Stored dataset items
========================================================================
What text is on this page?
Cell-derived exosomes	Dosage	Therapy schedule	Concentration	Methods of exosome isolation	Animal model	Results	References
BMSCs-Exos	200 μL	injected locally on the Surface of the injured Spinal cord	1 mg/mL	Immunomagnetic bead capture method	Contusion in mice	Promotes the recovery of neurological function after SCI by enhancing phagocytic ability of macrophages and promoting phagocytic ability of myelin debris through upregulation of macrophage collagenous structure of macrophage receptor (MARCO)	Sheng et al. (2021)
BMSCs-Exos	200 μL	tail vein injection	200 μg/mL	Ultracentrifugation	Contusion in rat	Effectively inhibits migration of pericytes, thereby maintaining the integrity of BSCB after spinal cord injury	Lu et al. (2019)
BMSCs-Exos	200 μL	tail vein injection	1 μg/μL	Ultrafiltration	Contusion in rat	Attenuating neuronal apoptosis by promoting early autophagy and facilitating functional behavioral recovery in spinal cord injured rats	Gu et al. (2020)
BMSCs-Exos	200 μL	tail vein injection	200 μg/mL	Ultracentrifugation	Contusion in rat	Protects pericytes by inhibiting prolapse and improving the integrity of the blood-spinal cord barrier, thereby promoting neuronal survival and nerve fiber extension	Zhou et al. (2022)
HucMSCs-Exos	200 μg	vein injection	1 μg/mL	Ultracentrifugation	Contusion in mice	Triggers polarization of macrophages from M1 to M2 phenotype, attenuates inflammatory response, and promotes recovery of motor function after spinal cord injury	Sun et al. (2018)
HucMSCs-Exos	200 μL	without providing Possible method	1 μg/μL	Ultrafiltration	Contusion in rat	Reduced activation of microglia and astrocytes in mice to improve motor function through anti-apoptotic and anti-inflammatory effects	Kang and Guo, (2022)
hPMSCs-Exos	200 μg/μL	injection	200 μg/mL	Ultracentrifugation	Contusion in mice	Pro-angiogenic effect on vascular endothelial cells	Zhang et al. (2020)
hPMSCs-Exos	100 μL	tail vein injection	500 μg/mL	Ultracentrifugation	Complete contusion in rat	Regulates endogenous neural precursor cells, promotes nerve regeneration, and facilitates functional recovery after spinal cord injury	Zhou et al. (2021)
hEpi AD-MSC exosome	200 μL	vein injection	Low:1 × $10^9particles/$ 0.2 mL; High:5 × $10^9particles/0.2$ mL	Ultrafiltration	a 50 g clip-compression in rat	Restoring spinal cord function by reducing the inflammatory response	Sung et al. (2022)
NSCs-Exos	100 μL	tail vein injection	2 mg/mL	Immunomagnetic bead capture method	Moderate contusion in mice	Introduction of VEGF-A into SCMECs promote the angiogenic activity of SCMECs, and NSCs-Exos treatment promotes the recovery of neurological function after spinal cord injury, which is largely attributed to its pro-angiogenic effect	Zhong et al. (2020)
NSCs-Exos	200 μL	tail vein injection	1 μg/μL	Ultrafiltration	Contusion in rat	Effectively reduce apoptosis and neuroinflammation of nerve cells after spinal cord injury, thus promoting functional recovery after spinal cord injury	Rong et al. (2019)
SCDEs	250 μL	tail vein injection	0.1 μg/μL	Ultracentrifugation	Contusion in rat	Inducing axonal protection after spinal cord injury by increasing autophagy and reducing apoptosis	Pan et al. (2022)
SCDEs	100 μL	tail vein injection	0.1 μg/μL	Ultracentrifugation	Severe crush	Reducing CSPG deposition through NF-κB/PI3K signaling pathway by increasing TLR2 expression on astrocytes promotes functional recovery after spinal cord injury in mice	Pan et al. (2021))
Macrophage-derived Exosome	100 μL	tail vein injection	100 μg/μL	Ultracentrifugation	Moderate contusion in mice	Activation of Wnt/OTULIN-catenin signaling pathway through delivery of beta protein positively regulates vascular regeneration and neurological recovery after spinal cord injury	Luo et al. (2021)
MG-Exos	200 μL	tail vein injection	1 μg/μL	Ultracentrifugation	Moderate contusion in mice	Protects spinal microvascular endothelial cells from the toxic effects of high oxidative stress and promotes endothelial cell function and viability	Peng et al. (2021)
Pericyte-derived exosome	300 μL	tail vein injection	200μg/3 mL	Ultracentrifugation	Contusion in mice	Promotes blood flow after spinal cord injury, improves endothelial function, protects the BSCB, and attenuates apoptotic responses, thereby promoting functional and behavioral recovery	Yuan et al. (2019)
========================================================================
Problem description:
Write all the data out again, exactly.

Result below:
What text is on this page?
Cell-derived exosomes	Dosage	Therapy schedule	Concentration	Methods of exosome isolation	Animal model	Results	References
BMSCs-Exos	200 μL	injected locally on the Surface of the injured Spinal cord	1 mg/mL	Immunomagnetic bead capture method	Contusion in mice	Promotes the recovery of neurological function after SCI by enhancing phagocytic ability of macrophages and promoting phagocytic ability of myelin debris through upregulation of macrophage collagenous structure of macrophage receptor (MARCO)	Sheng et al. (2021)
BMSCs-Exos	200 μL	tail vein injection	200 μg/mL	Ultracentrifugation	Contusion in rat	Effectively inhibits migration of pericytes, thereby maintaining the integrity of BSCB after spinal cord injury	Lu et al. (2019)
BMSCs-Exos	200 μL	tail vein injection	1 μg/μL	Ultrafiltration	Contusion in rat	Attenuating neuronal apoptosis by promoting early autophagy and facilitating functional behavioral recovery in spinal cord injured rats	Gu et al. (2020)
BMSCs-Exos	200 μL	tail vein injection	200 μg/mL	Ultracentrifugation	Contusion in rat	Protects pericytes by inhibiting prolapse and improving the integrity of the blood-spinal cord barrier, thereby promoting neuronal survival and nerve fiber extension	Zhou et al. (2022)
HucMSCs-Exos	200 μg	vein injection	1 μg/mL	Ultracentrifugation	Contusion in mice	Triggers polarization of macrophages from M1 to M2 phenotype, attenuates inflammatory response, and promotes recovery of motor function after spinal cord injury	Sun et al. (2018)
HucMSCs-Exos	200 μL	without providing Possible method	1 μg/μL	Ultrafiltration	Contusion in rat	Reduced activation of microglia and astrocytes in mice to improve motor function through anti-apoptotic and anti-inflammatory effects	Kang and Guo, (2022)
hPMSCs-Exos	200 μg/μL	injection	200 μg/mL	Ultracentrifugation	Contusion in mice	Pro-angiogenic effect on vascular endothelial cells	Zhang et al. (2020)
hPMSCs-Exos	100 μL	tail vein injection	500 μg/mL	Ultracentrifugation	Complete contusion in rat	Regulates endogenous neural precursor cells, promotes nerve regeneration, and facilitates functional recovery after spinal cord injury	Zhou et al. (2021)
hEpi AD-MSC exosome	200 μL	vein injection	Low:1 × $10^9particles/$ 0.2 mL; High:5 × $10^9particles/0.2$ mL	Ultrafiltration	a 50 g clip-compression in rat	Restoring spinal cord function by reducing the inflammatory response	Sung et al. (2022)
NSCs-Exos	100 μL	tail vein injection	2 mg/mL	Immunomagnetic bead capture method	Moderate contusion in mice	Introduction of VEGF-A into SCMECs promote the angiogenic activity of SCMECs, and NSCs-Exos treatment promotes the recovery of neurological function after spinal cord injury, which is largely attributed to its pro-angiogenic effect	Zhong et al. (2020)
NSCs-Exos	200 μL	tail vein injection	1 μg/μL	Ultrafiltration	Contusion in rat	Effectively reduce apoptosis and neuroinflammation of nerve cells after spinal cord injury, thus promoting functional recovery after spinal cord injury	Rong et al. (2019)
SCDEs	250 μL	tail vein injection	0.1 μg/μL	Ultracentrifugation	Contusion in rat	Inducing axonal protection after spinal cord injury by increasing autophagy and reducing apoptosis	Pan et al. (2022)
SCDEs	100 μL	tail vein injection	0.1 μg/μL	Ultracentrifugation	Severe crush	Reducing CSPG deposition through NF-κB/PI3K signaling pathway by increasing TLR2 expression on astrocytes promotes functional recovery after spinal cord injury in mice	Pan et al. (2021))
Macrophage-derived Exosome	100 μL	tail vein injection	100 μg/μL	Ultracentrifugation	Moderate contusion in mice	Activation of Wnt/OTULIN-catenin signaling pathway through delivery of beta protein positively regulates vascular regeneration and neurological recovery after spinal cord injury	Luo et al. (2021)
MG-Exos	200 μL	tail vein injection	1 μg/μL	Ultracentrifugation	Moderate contusion in mice	Protects spinal microvascular endothelial cells from the toxic effects of high oxidative stress and promotes endothelial cell function and viability	Peng et al. (2021)
Pericyte-derived exosome	300 μL	tail vein injection	200μg/3 mL	Ultracentrifugation	Contusion in mice	Promotes blood flow after spinal cord injury, improves endothelial function, protects the BSCB, and attenuates apoptotic responses, thereby promoting functional and behavioral recovery	Yuan et al. (2019)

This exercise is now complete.